What the task asks: Without including any pictures, write out the listing below exactly.
START Listing
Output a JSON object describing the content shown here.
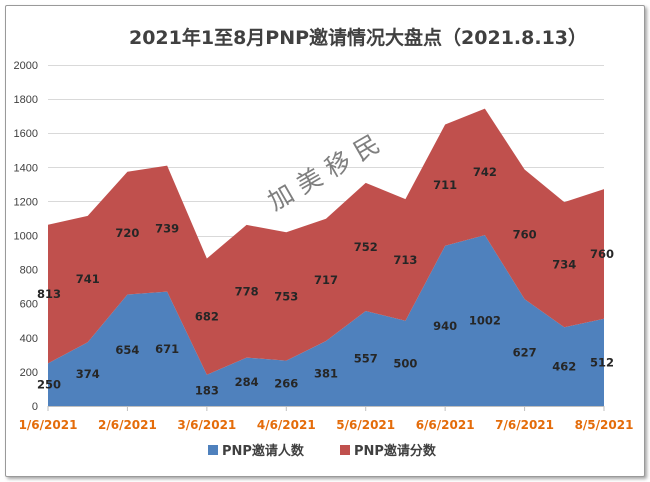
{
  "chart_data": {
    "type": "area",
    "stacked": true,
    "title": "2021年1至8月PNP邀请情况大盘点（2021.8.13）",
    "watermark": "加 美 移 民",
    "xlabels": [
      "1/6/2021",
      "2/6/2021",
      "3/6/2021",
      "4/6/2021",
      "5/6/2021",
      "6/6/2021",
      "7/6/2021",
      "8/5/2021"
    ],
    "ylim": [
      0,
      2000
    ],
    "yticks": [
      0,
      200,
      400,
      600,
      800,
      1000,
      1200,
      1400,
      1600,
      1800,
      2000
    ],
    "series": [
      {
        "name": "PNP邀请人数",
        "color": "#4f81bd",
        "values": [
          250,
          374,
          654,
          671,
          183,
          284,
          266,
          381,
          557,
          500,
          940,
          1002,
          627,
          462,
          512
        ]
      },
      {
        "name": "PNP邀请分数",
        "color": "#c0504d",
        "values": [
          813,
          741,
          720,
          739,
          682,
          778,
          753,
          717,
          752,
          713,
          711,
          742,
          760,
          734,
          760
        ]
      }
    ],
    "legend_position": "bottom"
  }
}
END Listing
Task output:
Output a JSON object describing the content shown here.
{
  "chart_data": {
    "type": "area",
    "stacked": true,
    "title": "2021年1至8月PNP邀请情况大盘点（2021.8.13）",
    "watermark": "加 美 移 民",
    "xlabels": [
      "1/6/2021",
      "2/6/2021",
      "3/6/2021",
      "4/6/2021",
      "5/6/2021",
      "6/6/2021",
      "7/6/2021",
      "8/5/2021"
    ],
    "ylim": [
      0,
      2000
    ],
    "yticks": [
      0,
      200,
      400,
      600,
      800,
      1000,
      1200,
      1400,
      1600,
      1800,
      2000
    ],
    "series": [
      {
        "name": "PNP邀请人数",
        "color": "#4f81bd",
        "values": [
          250,
          374,
          654,
          671,
          183,
          284,
          266,
          381,
          557,
          500,
          940,
          1002,
          627,
          462,
          512
        ]
      },
      {
        "name": "PNP邀请分数",
        "color": "#c0504d",
        "values": [
          813,
          741,
          720,
          739,
          682,
          778,
          753,
          717,
          752,
          713,
          711,
          742,
          760,
          734,
          760
        ]
      }
    ],
    "legend_position": "bottom"
  }
}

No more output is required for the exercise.